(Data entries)
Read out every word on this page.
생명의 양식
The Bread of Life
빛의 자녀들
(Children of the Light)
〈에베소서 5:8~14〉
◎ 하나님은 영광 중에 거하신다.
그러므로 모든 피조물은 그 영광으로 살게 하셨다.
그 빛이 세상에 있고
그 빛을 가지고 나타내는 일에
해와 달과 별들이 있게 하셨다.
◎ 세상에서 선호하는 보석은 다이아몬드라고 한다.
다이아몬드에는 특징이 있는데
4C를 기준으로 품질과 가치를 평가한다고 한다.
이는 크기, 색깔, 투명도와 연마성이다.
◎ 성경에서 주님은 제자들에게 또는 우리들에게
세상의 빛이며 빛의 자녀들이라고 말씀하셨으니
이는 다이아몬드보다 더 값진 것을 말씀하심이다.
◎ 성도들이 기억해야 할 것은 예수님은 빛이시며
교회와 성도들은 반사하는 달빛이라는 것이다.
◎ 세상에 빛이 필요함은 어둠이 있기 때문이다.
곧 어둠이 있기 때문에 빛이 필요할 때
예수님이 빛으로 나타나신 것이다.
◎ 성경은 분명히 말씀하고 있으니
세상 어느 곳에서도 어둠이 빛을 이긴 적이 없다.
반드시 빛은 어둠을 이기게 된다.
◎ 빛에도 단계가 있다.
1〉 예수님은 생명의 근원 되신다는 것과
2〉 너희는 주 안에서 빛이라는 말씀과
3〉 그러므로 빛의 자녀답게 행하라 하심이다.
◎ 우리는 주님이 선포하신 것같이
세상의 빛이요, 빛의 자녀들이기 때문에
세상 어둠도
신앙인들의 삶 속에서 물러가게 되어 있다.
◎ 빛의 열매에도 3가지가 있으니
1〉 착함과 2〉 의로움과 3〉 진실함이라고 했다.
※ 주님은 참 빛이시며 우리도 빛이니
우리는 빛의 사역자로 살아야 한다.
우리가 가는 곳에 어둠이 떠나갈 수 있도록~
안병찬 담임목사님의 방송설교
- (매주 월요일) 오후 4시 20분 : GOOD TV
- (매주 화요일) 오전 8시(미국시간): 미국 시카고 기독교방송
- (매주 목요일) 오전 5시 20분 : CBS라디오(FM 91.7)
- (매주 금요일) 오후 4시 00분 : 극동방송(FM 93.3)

_To do_
Copy every line from the records above that contains the word "예수님은".

_Full response_
◎ 성도들이 기억해야 할 것은 예수님은 빛이시며
1〉 예수님은 생명의 근원 되신다는 것과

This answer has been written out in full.